TO BE DONE:
For the listing below, give the number of lines in which "Hưng" occurs. Add nothing.

Saved entries:
——
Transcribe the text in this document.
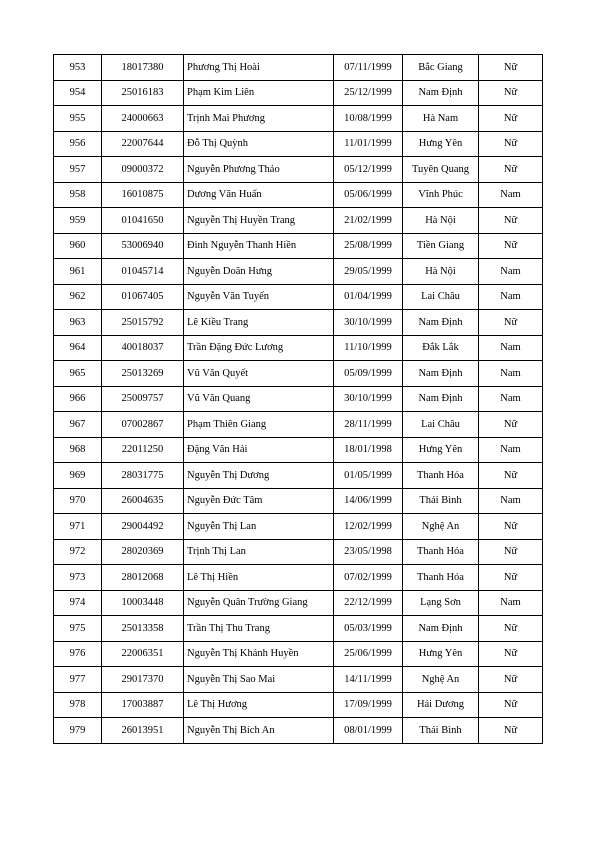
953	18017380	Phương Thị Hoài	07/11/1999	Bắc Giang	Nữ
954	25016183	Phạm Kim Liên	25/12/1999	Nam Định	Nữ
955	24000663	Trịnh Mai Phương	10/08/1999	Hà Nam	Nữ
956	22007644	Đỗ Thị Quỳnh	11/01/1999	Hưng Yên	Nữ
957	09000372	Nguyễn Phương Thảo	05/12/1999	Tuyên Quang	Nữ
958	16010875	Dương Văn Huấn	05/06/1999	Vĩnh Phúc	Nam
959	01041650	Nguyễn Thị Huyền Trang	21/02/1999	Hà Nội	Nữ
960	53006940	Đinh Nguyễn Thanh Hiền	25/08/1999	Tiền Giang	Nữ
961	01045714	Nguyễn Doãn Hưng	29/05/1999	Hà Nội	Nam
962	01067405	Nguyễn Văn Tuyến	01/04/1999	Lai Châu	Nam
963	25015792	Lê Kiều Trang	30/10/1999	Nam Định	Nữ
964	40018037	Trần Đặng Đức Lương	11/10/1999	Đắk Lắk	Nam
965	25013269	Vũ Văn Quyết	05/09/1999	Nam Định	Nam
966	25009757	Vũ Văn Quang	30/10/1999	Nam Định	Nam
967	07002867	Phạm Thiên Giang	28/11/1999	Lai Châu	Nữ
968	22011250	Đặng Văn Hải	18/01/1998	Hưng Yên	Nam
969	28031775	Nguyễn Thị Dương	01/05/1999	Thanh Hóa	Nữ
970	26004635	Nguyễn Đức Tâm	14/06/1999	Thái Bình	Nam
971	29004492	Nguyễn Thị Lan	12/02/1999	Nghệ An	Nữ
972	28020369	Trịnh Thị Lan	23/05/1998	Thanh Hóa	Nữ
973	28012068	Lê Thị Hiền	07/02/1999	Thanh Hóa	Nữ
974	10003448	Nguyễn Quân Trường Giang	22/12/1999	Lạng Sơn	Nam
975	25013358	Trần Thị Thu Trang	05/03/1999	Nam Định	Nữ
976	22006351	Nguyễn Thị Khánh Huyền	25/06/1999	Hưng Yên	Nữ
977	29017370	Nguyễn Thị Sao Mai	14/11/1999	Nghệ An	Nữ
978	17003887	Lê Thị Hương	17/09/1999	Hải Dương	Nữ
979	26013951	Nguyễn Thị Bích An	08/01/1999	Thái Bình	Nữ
——
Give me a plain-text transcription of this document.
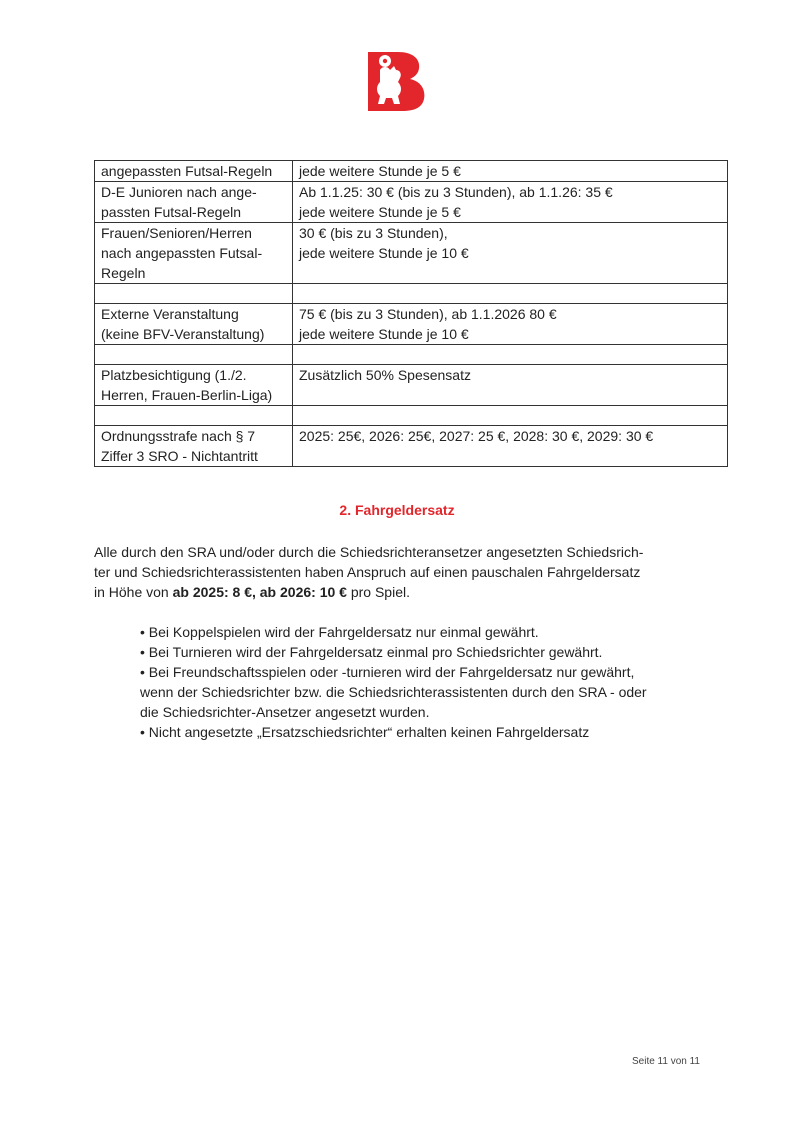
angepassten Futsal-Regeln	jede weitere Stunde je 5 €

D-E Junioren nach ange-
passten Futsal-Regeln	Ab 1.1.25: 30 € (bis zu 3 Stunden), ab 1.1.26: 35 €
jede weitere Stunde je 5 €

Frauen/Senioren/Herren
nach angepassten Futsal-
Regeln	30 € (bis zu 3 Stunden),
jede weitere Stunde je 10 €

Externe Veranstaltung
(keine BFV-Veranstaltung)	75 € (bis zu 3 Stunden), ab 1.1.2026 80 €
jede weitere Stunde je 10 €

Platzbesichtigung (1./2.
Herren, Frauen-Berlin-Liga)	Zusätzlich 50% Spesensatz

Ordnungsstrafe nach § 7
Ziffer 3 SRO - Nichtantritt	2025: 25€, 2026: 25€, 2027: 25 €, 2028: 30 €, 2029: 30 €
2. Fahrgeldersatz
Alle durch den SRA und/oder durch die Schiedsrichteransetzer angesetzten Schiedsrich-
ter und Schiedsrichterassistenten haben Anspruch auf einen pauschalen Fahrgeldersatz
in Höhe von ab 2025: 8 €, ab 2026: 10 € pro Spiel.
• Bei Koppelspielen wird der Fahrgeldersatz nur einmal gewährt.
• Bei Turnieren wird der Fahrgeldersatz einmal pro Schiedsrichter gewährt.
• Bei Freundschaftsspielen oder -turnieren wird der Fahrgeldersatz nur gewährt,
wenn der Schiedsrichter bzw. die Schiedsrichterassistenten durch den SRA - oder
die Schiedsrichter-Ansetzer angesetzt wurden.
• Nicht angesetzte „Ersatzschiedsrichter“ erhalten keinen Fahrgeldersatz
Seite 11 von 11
——
RESPONSE TO THIS EXERCISE:
4